[START]
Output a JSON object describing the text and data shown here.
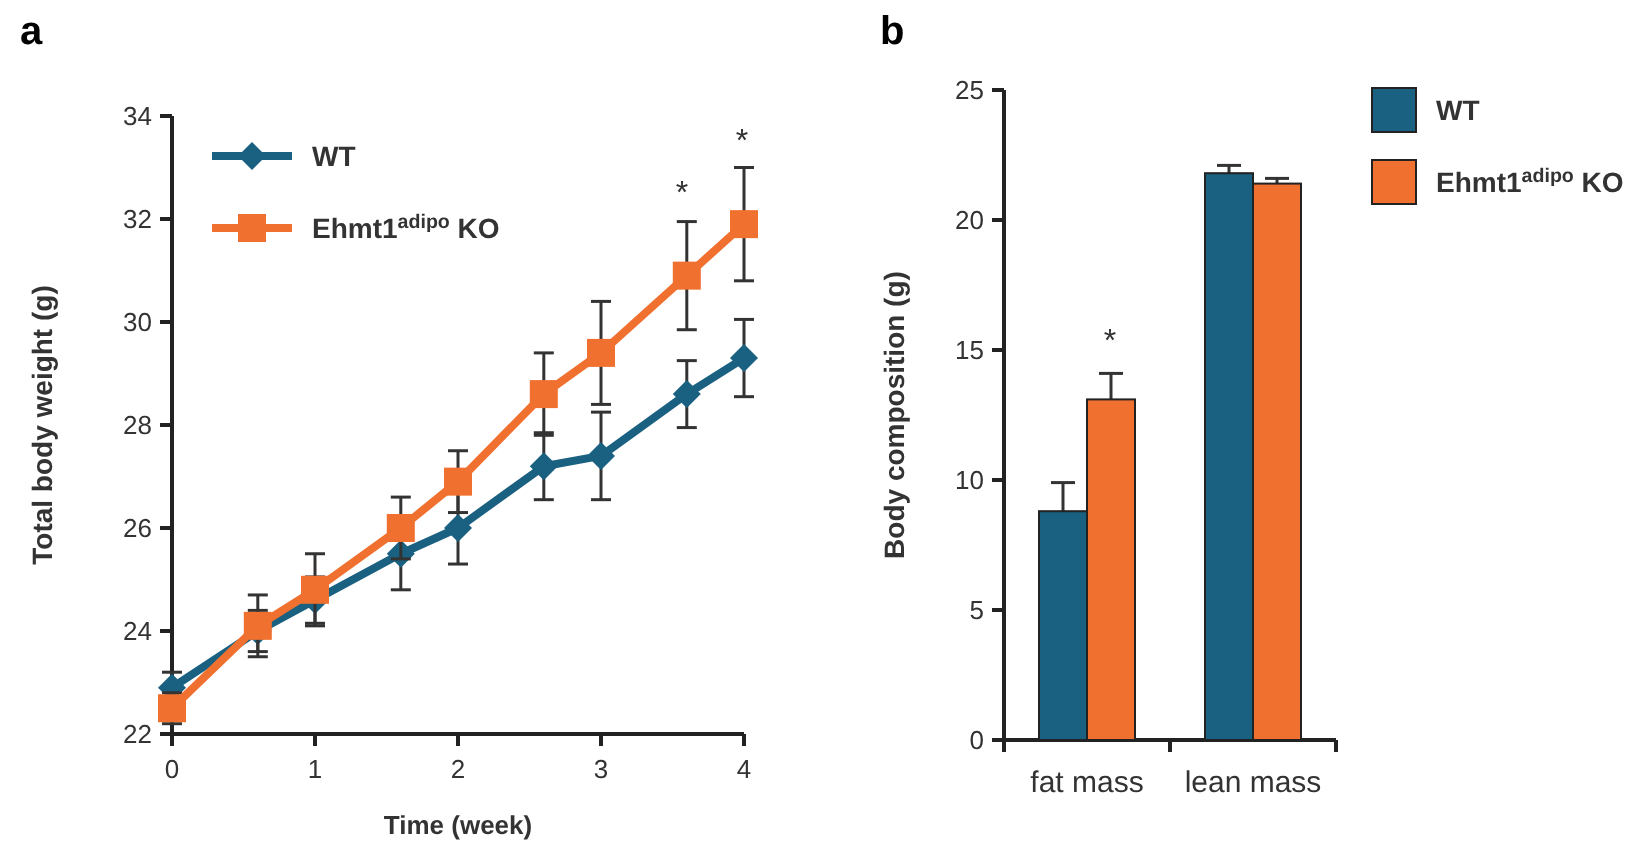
{
  "chart_data": [
    {
      "type": "line",
      "title": "a",
      "xlabel": "Time (week)",
      "ylabel": "Total body weight (g)",
      "x": [
        0,
        0.6,
        1,
        1.6,
        2,
        2.6,
        3,
        3.6,
        4
      ],
      "series": [
        {
          "name": "WT",
          "color": "#1a6080",
          "marker": "diamond",
          "values": [
            22.9,
            24.0,
            24.6,
            25.5,
            26.0,
            27.2,
            27.4,
            28.6,
            29.3
          ],
          "errors": [
            0.3,
            0.4,
            0.45,
            0.7,
            0.7,
            0.65,
            0.85,
            0.65,
            0.75
          ]
        },
        {
          "name": "Ehmt1$^{adipo}$ KO",
          "color": "#f07030",
          "marker": "square",
          "values": [
            22.5,
            24.1,
            24.8,
            26.0,
            26.9,
            28.6,
            29.4,
            30.9,
            31.9
          ],
          "errors": [
            0.3,
            0.6,
            0.7,
            0.6,
            0.6,
            0.8,
            1.0,
            1.05,
            1.1
          ]
        }
      ],
      "xlim": [
        0,
        4
      ],
      "xticks": [
        0,
        1,
        2,
        3,
        4
      ],
      "ylim": [
        22,
        34
      ],
      "yticks": [
        22,
        24,
        26,
        28,
        30,
        32,
        34
      ],
      "legend": "top left",
      "annotations": [
        "*",
        "*"
      ]
    },
    {
      "type": "bar",
      "title": "b",
      "ylabel": "Body composition (g)",
      "categories": [
        "fat mass",
        "lean mass"
      ],
      "series": [
        {
          "name": "WT",
          "color": "#1a6080",
          "values": [
            8.8,
            21.8
          ],
          "errors": [
            1.1,
            0.3
          ]
        },
        {
          "name": "Ehmt1$^{adipo}$ KO",
          "color": "#f07030",
          "values": [
            13.1,
            21.4
          ],
          "errors": [
            1.0,
            0.2
          ]
        }
      ],
      "ylim": [
        0,
        25
      ],
      "yticks": [
        0,
        5,
        10,
        15,
        20,
        25
      ],
      "legend": "right",
      "annotations": [
        "*"
      ]
    }
  ]
}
[END]
**DIRECTIVE**.
Reproduce the data word for word, excluding its pictures.

**RIGHT ANSWER**.
Output a JSON object describing the text and data shown here.
{
  "chart_data": [
    {
      "type": "line",
      "title": "a",
      "xlabel": "Time (week)",
      "ylabel": "Total body weight (g)",
      "x": [
        0,
        0.6,
        1,
        1.6,
        2,
        2.6,
        3,
        3.6,
        4
      ],
      "series": [
        {
          "name": "WT",
          "color": "#1a6080",
          "marker": "diamond",
          "values": [
            22.9,
            24.0,
            24.6,
            25.5,
            26.0,
            27.2,
            27.4,
            28.6,
            29.3
          ],
          "errors": [
            0.3,
            0.4,
            0.45,
            0.7,
            0.7,
            0.65,
            0.85,
            0.65,
            0.75
          ]
        },
        {
          "name": "Ehmt1$^{adipo}$ KO",
          "color": "#f07030",
          "marker": "square",
          "values": [
            22.5,
            24.1,
            24.8,
            26.0,
            26.9,
            28.6,
            29.4,
            30.9,
            31.9
          ],
          "errors": [
            0.3,
            0.6,
            0.7,
            0.6,
            0.6,
            0.8,
            1.0,
            1.05,
            1.1
          ]
        }
      ],
      "xlim": [
        0,
        4
      ],
      "xticks": [
        0,
        1,
        2,
        3,
        4
      ],
      "ylim": [
        22,
        34
      ],
      "yticks": [
        22,
        24,
        26,
        28,
        30,
        32,
        34
      ],
      "legend": "top left",
      "annotations": [
        "*",
        "*"
      ]
    },
    {
      "type": "bar",
      "title": "b",
      "ylabel": "Body composition (g)",
      "categories": [
        "fat mass",
        "lean mass"
      ],
      "series": [
        {
          "name": "WT",
          "color": "#1a6080",
          "values": [
            8.8,
            21.8
          ],
          "errors": [
            1.1,
            0.3
          ]
        },
        {
          "name": "Ehmt1$^{adipo}$ KO",
          "color": "#f07030",
          "values": [
            13.1,
            21.4
          ],
          "errors": [
            1.0,
            0.2
          ]
        }
      ],
      "ylim": [
        0,
        25
      ],
      "yticks": [
        0,
        5,
        10,
        15,
        20,
        25
      ],
      "legend": "right",
      "annotations": [
        "*"
      ]
    }
  ]
}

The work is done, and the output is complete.